Aim.
Reproduce every entry that follows word for word, but omit the images.

Material shown.
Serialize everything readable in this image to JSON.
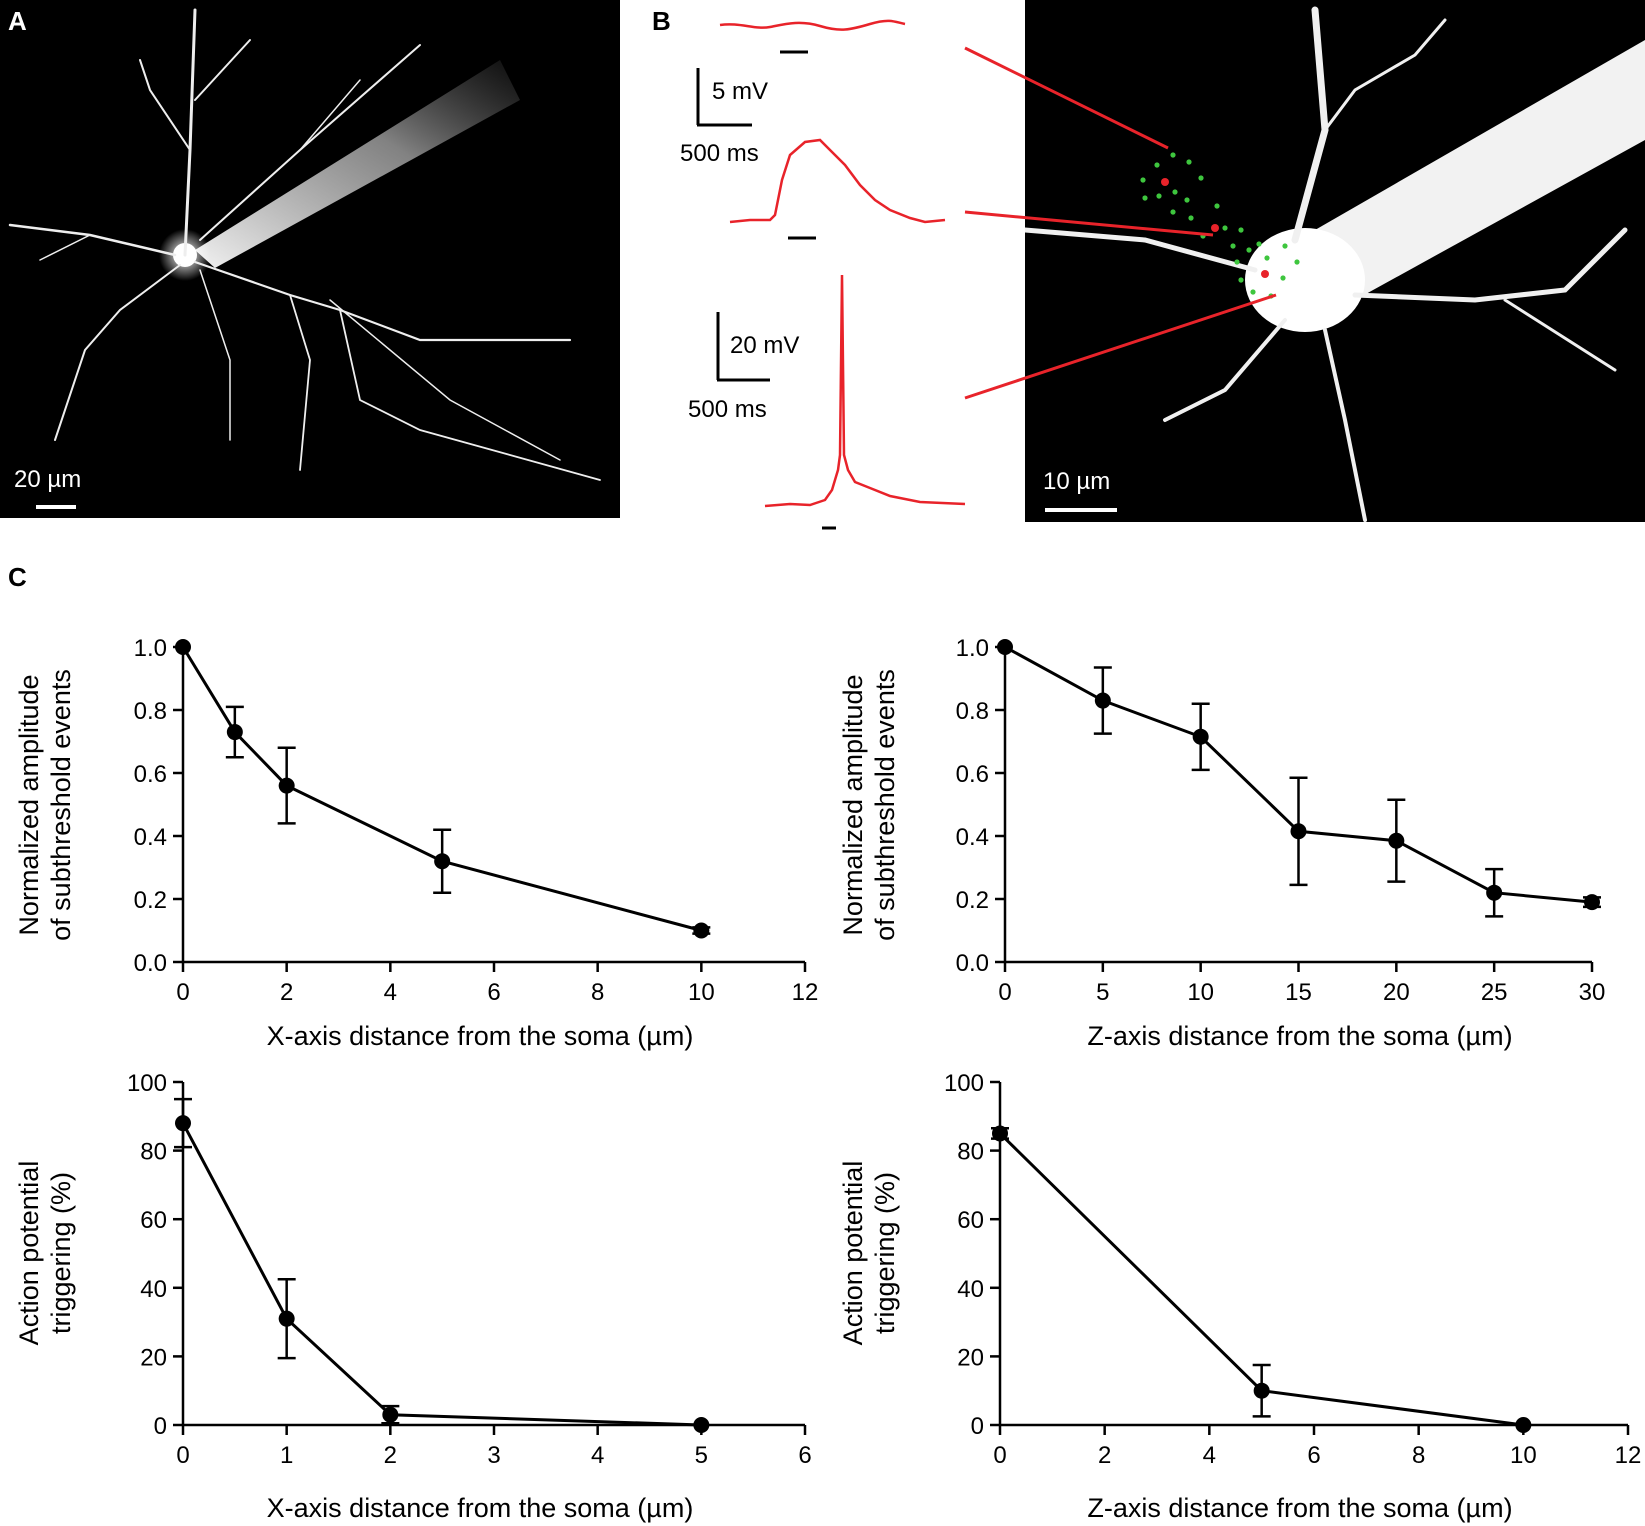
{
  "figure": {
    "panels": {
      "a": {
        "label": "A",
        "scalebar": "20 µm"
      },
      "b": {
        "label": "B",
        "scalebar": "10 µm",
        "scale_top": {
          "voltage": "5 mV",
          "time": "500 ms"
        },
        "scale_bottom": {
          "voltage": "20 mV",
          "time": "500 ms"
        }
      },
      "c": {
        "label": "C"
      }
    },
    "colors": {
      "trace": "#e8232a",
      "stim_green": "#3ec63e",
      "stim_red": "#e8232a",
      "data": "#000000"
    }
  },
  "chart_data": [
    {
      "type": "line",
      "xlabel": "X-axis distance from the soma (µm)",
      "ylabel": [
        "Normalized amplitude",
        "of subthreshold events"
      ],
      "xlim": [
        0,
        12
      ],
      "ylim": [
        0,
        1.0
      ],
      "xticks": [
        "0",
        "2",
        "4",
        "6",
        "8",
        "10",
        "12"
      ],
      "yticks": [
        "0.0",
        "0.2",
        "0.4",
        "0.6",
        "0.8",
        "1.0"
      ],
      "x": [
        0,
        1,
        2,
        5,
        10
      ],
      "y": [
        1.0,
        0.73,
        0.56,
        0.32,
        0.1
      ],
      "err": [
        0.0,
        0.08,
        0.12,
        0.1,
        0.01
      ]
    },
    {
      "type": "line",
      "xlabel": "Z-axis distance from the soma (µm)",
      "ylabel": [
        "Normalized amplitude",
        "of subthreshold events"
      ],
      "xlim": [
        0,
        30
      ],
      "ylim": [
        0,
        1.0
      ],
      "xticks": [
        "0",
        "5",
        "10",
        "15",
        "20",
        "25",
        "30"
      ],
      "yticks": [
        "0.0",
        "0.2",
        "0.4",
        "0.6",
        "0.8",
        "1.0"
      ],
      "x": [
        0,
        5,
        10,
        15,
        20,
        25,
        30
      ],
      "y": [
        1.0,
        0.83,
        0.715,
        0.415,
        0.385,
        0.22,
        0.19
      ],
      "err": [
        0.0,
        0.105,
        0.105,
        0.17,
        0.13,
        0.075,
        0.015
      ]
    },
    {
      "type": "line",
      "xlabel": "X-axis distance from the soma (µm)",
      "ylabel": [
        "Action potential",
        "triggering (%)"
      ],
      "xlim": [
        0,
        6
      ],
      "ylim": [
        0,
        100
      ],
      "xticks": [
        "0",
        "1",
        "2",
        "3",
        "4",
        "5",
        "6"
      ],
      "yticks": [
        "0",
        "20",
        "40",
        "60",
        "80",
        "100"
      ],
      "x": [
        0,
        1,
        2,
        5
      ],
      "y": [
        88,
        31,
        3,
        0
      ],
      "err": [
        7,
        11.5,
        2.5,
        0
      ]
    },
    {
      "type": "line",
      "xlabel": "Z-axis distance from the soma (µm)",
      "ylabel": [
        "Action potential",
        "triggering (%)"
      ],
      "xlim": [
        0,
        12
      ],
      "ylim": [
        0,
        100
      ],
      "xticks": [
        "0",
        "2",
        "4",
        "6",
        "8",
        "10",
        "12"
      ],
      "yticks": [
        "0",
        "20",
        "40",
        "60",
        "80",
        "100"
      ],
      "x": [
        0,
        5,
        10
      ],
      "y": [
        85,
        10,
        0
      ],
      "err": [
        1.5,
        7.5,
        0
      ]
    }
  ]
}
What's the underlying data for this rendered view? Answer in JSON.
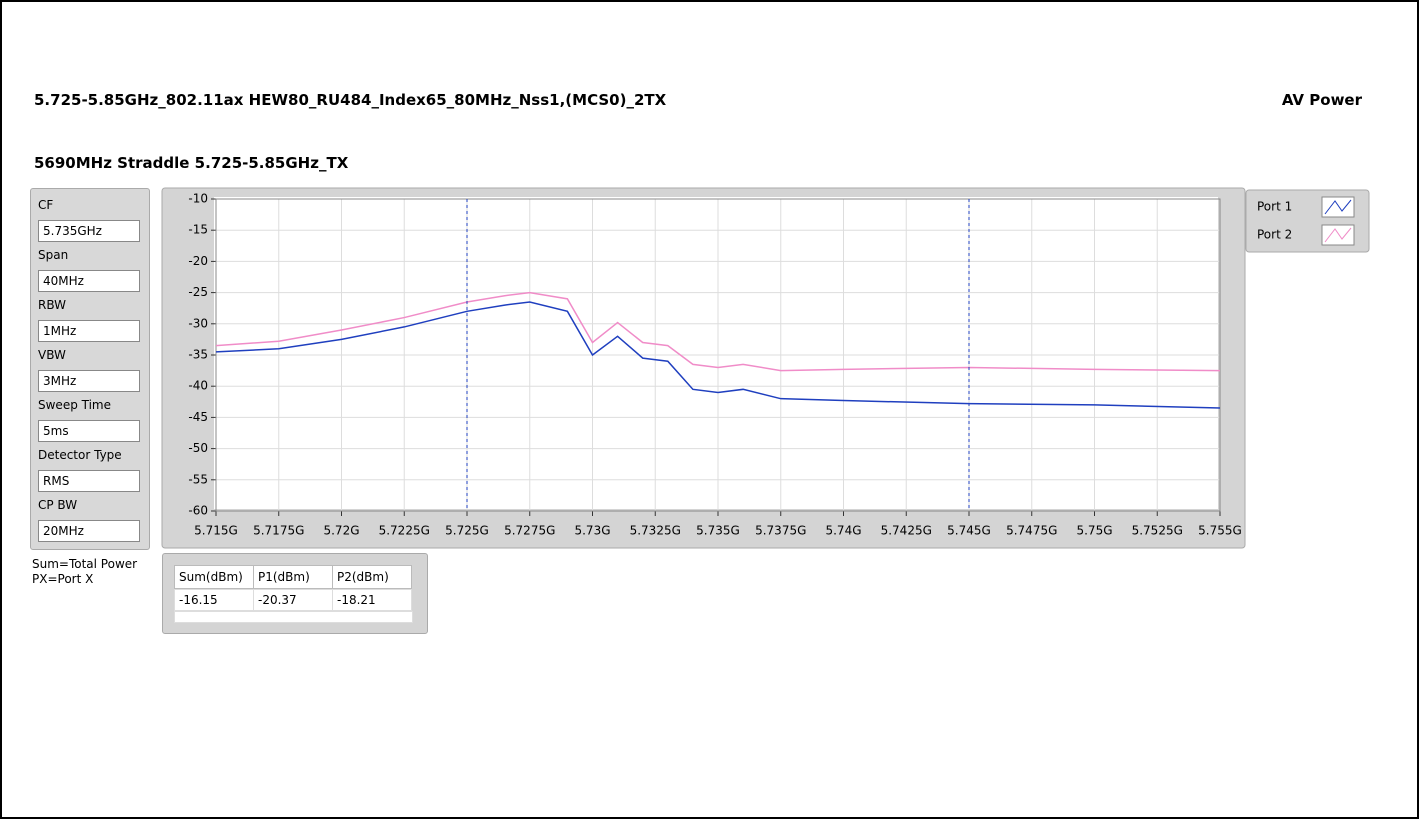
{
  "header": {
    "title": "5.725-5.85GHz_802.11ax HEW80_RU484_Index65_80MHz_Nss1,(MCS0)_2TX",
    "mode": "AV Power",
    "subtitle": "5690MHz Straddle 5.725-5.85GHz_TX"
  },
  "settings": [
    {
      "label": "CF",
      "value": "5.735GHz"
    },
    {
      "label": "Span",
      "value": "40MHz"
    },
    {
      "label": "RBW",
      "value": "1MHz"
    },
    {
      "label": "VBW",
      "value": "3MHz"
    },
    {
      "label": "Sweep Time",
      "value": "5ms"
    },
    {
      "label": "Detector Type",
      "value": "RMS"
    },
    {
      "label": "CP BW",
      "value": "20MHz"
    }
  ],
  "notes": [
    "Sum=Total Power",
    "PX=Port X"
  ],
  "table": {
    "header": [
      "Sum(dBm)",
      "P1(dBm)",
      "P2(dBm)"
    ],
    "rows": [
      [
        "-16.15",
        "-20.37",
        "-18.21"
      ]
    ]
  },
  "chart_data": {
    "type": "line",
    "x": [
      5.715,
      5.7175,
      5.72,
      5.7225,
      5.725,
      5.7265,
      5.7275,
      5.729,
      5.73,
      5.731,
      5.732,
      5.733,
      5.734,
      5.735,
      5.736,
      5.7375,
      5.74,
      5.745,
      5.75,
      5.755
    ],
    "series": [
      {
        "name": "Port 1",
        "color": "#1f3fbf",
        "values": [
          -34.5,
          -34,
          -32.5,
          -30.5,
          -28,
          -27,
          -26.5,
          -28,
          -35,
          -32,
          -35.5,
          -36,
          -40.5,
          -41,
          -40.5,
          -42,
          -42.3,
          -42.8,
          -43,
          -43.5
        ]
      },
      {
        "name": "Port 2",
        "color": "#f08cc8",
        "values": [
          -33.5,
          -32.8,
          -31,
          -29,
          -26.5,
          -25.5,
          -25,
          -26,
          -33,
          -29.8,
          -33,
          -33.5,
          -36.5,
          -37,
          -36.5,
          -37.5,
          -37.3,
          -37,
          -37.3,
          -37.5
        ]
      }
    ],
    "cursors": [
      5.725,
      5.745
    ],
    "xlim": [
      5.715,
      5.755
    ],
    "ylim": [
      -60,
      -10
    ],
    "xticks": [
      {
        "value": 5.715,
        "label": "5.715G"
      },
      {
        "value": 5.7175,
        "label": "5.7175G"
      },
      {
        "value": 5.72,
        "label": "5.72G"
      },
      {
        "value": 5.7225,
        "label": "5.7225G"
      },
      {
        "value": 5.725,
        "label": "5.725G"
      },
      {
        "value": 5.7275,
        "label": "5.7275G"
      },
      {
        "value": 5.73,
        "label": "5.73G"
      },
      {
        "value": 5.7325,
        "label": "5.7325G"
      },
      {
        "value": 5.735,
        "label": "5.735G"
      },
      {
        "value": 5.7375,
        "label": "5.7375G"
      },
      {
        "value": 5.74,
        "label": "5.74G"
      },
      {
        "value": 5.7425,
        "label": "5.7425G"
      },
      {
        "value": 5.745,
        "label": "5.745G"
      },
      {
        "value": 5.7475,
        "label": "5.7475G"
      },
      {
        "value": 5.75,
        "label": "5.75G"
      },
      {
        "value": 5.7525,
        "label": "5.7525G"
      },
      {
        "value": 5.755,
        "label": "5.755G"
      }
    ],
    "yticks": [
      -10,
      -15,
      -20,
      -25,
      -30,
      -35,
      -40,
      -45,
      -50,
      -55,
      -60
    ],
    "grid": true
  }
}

Written response.
Serialize everything readable in this image to JSON.
{
  "figure": {
    "panels": {
      "a": {
        "label": "A",
        "scalebar": "20 µm"
      },
      "b": {
        "label": "B",
        "scalebar": "10 µm",
        "scale_top": {
          "voltage": "5 mV",
          "time": "500 ms"
        },
        "scale_bottom": {
          "voltage": "20 mV",
          "time": "500 ms"
        }
      },
      "c": {
        "label": "C"
      }
    },
    "colors": {
      "trace": "#e8232a",
      "stim_green": "#3ec63e",
      "stim_red": "#e8232a",
      "data": "#000000"
    }
  },
  "chart_data": [
    {
      "type": "line",
      "xlabel": "X-axis distance from the soma (µm)",
      "ylabel": [
        "Normalized amplitude",
        "of subthreshold events"
      ],
      "xlim": [
        0,
        12
      ],
      "ylim": [
        0,
        1.0
      ],
      "xticks": [
        "0",
        "2",
        "4",
        "6",
        "8",
        "10",
        "12"
      ],
      "yticks": [
        "0.0",
        "0.2",
        "0.4",
        "0.6",
        "0.8",
        "1.0"
      ],
      "x": [
        0,
        1,
        2,
        5,
        10
      ],
      "y": [
        1.0,
        0.73,
        0.56,
        0.32,
        0.1
      ],
      "err": [
        0.0,
        0.08,
        0.12,
        0.1,
        0.01
      ]
    },
    {
      "type": "line",
      "xlabel": "Z-axis distance from the soma (µm)",
      "ylabel": [
        "Normalized amplitude",
        "of subthreshold events"
      ],
      "xlim": [
        0,
        30
      ],
      "ylim": [
        0,
        1.0
      ],
      "xticks": [
        "0",
        "5",
        "10",
        "15",
        "20",
        "25",
        "30"
      ],
      "yticks": [
        "0.0",
        "0.2",
        "0.4",
        "0.6",
        "0.8",
        "1.0"
      ],
      "x": [
        0,
        5,
        10,
        15,
        20,
        25,
        30
      ],
      "y": [
        1.0,
        0.83,
        0.715,
        0.415,
        0.385,
        0.22,
        0.19
      ],
      "err": [
        0.0,
        0.105,
        0.105,
        0.17,
        0.13,
        0.075,
        0.015
      ]
    },
    {
      "type": "line",
      "xlabel": "X-axis distance from the soma (µm)",
      "ylabel": [
        "Action potential",
        "triggering (%)"
      ],
      "xlim": [
        0,
        6
      ],
      "ylim": [
        0,
        100
      ],
      "xticks": [
        "0",
        "1",
        "2",
        "3",
        "4",
        "5",
        "6"
      ],
      "yticks": [
        "0",
        "20",
        "40",
        "60",
        "80",
        "100"
      ],
      "x": [
        0,
        1,
        2,
        5
      ],
      "y": [
        88,
        31,
        3,
        0
      ],
      "err": [
        7,
        11.5,
        2.5,
        0
      ]
    },
    {
      "type": "line",
      "xlabel": "Z-axis distance from the soma (µm)",
      "ylabel": [
        "Action potential",
        "triggering (%)"
      ],
      "xlim": [
        0,
        12
      ],
      "ylim": [
        0,
        100
      ],
      "xticks": [
        "0",
        "2",
        "4",
        "6",
        "8",
        "10",
        "12"
      ],
      "yticks": [
        "0",
        "20",
        "40",
        "60",
        "80",
        "100"
      ],
      "x": [
        0,
        5,
        10
      ],
      "y": [
        85,
        10,
        0
      ],
      "err": [
        1.5,
        7.5,
        0
      ]
    }
  ]
}
What's the underlying data for this rendered view? Answer in JSON.
{
  "header": {
    "title": "5.725-5.85GHz_802.11ax HEW80_RU484_Index65_80MHz_Nss1,(MCS0)_2TX",
    "mode": "AV Power",
    "subtitle": "5690MHz Straddle 5.725-5.85GHz_TX"
  },
  "settings": [
    {
      "label": "CF",
      "value": "5.735GHz"
    },
    {
      "label": "Span",
      "value": "40MHz"
    },
    {
      "label": "RBW",
      "value": "1MHz"
    },
    {
      "label": "VBW",
      "value": "3MHz"
    },
    {
      "label": "Sweep Time",
      "value": "5ms"
    },
    {
      "label": "Detector Type",
      "value": "RMS"
    },
    {
      "label": "CP BW",
      "value": "20MHz"
    }
  ],
  "notes": [
    "Sum=Total Power",
    "PX=Port X"
  ],
  "table": {
    "header": [
      "Sum(dBm)",
      "P1(dBm)",
      "P2(dBm)"
    ],
    "rows": [
      [
        "-16.15",
        "-20.37",
        "-18.21"
      ]
    ]
  },
  "chart_data": {
    "type": "line",
    "x": [
      5.715,
      5.7175,
      5.72,
      5.7225,
      5.725,
      5.7265,
      5.7275,
      5.729,
      5.73,
      5.731,
      5.732,
      5.733,
      5.734,
      5.735,
      5.736,
      5.7375,
      5.74,
      5.745,
      5.75,
      5.755
    ],
    "series": [
      {
        "name": "Port 1",
        "color": "#1f3fbf",
        "values": [
          -34.5,
          -34,
          -32.5,
          -30.5,
          -28,
          -27,
          -26.5,
          -28,
          -35,
          -32,
          -35.5,
          -36,
          -40.5,
          -41,
          -40.5,
          -42,
          -42.3,
          -42.8,
          -43,
          -43.5
        ]
      },
      {
        "name": "Port 2",
        "color": "#f08cc8",
        "values": [
          -33.5,
          -32.8,
          -31,
          -29,
          -26.5,
          -25.5,
          -25,
          -26,
          -33,
          -29.8,
          -33,
          -33.5,
          -36.5,
          -37,
          -36.5,
          -37.5,
          -37.3,
          -37,
          -37.3,
          -37.5
        ]
      }
    ],
    "cursors": [
      5.725,
      5.745
    ],
    "xlim": [
      5.715,
      5.755
    ],
    "ylim": [
      -60,
      -10
    ],
    "xticks": [
      {
        "value": 5.715,
        "label": "5.715G"
      },
      {
        "value": 5.7175,
        "label": "5.7175G"
      },
      {
        "value": 5.72,
        "label": "5.72G"
      },
      {
        "value": 5.7225,
        "label": "5.7225G"
      },
      {
        "value": 5.725,
        "label": "5.725G"
      },
      {
        "value": 5.7275,
        "label": "5.7275G"
      },
      {
        "value": 5.73,
        "label": "5.73G"
      },
      {
        "value": 5.7325,
        "label": "5.7325G"
      },
      {
        "value": 5.735,
        "label": "5.735G"
      },
      {
        "value": 5.7375,
        "label": "5.7375G"
      },
      {
        "value": 5.74,
        "label": "5.74G"
      },
      {
        "value": 5.7425,
        "label": "5.7425G"
      },
      {
        "value": 5.745,
        "label": "5.745G"
      },
      {
        "value": 5.7475,
        "label": "5.7475G"
      },
      {
        "value": 5.75,
        "label": "5.75G"
      },
      {
        "value": 5.7525,
        "label": "5.7525G"
      },
      {
        "value": 5.755,
        "label": "5.755G"
      }
    ],
    "yticks": [
      -10,
      -15,
      -20,
      -25,
      -30,
      -35,
      -40,
      -45,
      -50,
      -55,
      -60
    ],
    "grid": true
  }
}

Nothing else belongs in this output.